** start **

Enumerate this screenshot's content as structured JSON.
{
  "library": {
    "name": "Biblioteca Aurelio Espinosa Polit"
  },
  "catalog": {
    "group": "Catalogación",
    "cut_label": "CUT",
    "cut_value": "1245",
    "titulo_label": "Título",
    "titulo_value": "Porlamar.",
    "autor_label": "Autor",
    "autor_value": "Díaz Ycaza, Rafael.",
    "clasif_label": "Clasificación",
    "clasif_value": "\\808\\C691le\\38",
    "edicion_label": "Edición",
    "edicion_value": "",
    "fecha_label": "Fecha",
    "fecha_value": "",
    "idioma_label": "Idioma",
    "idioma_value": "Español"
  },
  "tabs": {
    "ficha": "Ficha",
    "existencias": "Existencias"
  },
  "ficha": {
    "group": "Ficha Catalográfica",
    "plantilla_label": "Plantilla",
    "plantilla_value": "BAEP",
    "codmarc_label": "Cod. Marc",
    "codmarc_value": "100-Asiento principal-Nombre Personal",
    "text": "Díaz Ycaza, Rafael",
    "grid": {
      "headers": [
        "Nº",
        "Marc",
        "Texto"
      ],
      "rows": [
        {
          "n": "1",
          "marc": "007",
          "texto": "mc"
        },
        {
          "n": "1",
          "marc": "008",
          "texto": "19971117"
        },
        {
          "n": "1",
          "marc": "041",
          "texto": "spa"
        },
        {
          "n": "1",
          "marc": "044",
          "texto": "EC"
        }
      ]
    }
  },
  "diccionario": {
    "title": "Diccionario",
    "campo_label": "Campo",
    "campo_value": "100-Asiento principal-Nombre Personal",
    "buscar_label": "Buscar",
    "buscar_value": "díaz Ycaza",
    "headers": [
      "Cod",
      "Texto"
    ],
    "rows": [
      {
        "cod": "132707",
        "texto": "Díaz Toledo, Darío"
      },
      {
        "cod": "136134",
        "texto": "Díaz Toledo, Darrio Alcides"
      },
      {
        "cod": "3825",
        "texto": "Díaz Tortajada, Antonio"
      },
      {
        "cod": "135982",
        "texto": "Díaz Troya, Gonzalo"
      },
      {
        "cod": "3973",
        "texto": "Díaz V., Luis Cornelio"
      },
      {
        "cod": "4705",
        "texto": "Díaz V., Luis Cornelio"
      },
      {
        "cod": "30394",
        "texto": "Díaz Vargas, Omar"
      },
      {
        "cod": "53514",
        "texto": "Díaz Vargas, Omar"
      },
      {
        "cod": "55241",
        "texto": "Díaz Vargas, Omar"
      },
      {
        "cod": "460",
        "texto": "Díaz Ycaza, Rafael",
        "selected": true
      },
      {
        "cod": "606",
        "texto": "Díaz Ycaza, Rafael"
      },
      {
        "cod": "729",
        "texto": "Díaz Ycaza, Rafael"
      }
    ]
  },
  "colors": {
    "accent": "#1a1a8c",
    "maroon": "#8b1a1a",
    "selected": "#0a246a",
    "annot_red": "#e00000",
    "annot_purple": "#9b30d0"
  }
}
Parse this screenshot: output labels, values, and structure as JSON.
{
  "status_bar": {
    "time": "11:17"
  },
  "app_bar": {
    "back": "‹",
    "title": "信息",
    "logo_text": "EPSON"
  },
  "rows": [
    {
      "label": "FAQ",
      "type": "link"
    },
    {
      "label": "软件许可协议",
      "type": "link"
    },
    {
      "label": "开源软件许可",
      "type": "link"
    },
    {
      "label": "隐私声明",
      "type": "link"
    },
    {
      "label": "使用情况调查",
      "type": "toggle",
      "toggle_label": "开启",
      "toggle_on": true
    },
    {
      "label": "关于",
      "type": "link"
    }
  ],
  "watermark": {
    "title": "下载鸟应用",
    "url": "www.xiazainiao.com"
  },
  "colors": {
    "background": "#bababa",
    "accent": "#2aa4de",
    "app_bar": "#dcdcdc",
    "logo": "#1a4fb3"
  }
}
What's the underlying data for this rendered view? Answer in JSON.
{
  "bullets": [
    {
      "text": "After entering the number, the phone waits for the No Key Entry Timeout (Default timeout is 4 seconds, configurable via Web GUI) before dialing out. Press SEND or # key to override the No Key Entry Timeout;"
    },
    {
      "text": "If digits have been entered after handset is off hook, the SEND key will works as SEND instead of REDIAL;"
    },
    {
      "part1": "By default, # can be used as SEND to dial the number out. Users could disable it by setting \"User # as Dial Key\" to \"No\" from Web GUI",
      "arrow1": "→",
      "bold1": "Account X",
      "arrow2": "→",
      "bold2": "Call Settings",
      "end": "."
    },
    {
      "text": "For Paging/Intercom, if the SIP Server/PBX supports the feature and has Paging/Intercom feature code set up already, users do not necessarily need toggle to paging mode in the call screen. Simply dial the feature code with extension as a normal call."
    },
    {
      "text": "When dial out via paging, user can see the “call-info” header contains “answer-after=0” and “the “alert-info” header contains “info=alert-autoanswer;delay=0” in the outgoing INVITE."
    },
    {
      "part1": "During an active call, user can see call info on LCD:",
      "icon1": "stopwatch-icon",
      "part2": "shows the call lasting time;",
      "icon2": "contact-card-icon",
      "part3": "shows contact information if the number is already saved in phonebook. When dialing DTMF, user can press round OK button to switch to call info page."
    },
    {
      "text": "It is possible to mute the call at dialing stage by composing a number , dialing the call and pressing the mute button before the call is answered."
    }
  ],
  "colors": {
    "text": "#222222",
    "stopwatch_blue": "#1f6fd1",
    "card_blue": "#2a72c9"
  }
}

** end **
** start **

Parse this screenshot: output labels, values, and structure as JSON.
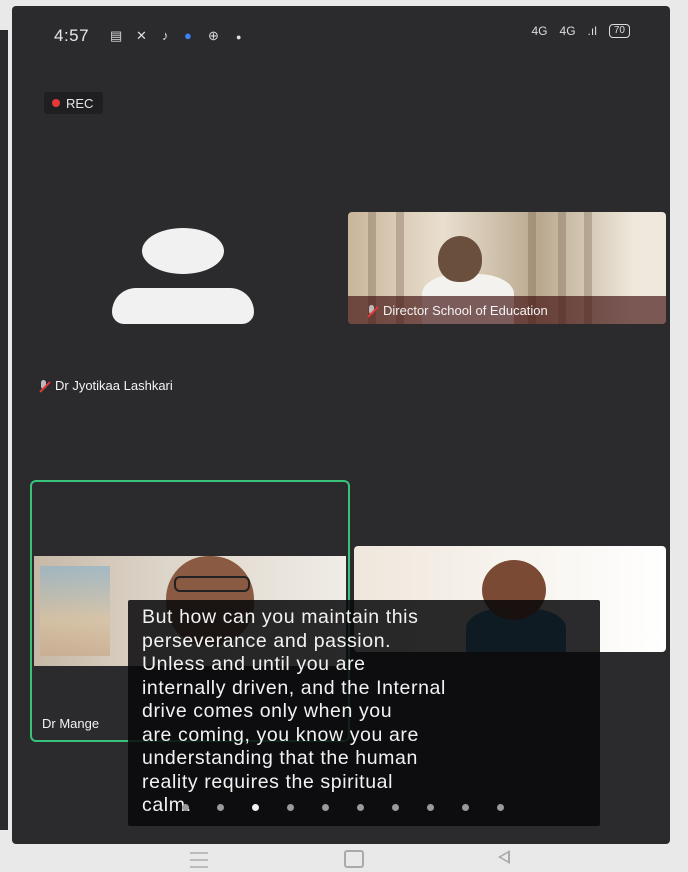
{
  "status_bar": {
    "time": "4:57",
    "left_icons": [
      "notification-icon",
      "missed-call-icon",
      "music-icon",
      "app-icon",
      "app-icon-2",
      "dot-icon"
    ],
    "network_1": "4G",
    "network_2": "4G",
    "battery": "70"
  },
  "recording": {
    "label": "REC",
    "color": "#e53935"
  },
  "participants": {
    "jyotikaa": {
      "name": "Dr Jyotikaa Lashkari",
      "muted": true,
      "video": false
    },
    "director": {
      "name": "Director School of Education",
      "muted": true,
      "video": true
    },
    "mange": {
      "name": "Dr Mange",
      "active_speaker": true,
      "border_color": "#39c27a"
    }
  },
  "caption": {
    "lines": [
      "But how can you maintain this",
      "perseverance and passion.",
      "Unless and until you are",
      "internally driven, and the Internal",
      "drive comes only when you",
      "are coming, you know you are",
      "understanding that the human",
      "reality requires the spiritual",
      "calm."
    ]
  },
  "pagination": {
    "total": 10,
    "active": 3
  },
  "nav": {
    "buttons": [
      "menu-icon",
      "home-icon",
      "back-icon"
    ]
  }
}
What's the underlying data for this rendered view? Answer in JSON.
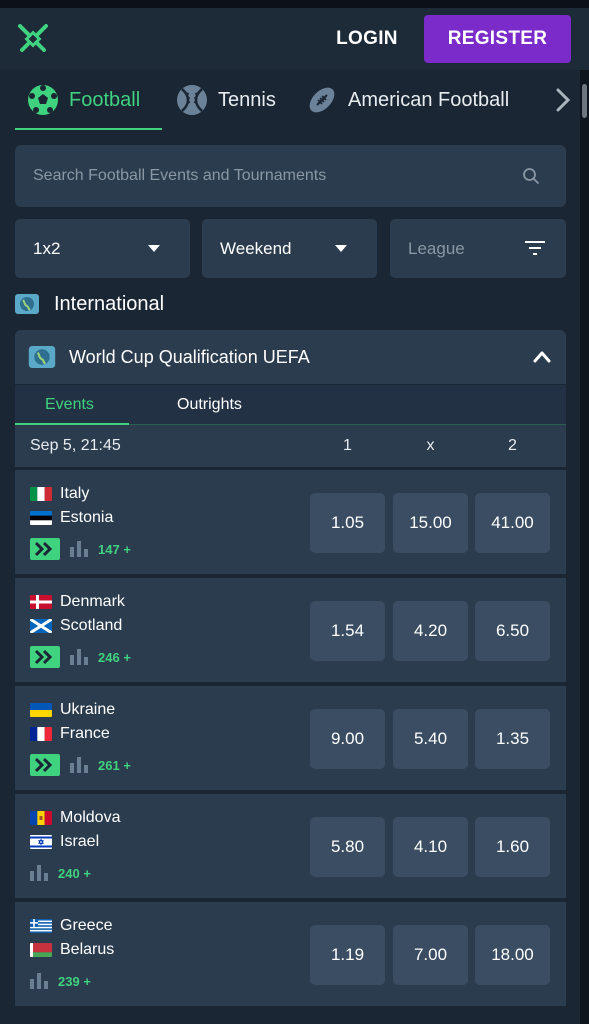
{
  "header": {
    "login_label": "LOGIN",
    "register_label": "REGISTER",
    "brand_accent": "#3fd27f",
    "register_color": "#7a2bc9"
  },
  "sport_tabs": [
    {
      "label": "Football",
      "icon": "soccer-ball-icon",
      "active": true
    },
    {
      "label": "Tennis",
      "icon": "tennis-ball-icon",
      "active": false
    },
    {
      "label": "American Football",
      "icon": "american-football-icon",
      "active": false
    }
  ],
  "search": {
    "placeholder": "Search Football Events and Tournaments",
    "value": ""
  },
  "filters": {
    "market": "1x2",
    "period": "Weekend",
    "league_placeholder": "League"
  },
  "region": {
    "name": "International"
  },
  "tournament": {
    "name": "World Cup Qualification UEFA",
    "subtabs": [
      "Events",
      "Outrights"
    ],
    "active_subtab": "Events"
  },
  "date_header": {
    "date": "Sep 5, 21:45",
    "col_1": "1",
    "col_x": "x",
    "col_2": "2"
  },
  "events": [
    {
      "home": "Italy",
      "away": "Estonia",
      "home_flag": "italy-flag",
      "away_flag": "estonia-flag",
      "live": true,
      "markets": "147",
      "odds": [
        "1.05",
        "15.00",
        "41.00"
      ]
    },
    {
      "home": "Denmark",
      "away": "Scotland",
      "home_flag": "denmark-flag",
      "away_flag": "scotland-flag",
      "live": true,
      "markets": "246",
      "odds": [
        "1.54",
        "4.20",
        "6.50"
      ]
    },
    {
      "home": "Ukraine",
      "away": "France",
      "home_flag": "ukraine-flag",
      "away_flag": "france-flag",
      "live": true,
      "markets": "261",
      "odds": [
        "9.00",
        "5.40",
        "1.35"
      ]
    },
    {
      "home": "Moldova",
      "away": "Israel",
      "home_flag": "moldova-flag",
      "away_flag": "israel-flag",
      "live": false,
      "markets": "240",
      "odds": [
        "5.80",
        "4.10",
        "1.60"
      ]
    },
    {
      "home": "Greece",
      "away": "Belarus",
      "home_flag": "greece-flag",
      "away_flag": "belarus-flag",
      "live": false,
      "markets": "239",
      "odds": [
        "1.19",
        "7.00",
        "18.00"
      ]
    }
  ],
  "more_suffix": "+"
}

** end **

## [WORK REQUIRED]
Extract all lines containing the word "number".

## [RESPONSE]
      "text": "After entering the number, the phone waits for the No Key Entry Timeout (Default timeout is 4 seconds, configurable via Web GUI) before dialing out. Press SEND or # key to override the No Key Entry Timeout;"
      "part1": "By default, # can be used as SEND to dial the number out. Users could disable it by setting \"User # as Dial Key\" to \"No\" from Web GUI",
      "part3": "shows contact information if the number is already saved in phonebook. When dialing DTMF, user can press round OK button to switch to call info page."
      "text": "It is possible to mute the call at dialing stage by composing a number , dialing the call and pressing the mute button before the call is answered."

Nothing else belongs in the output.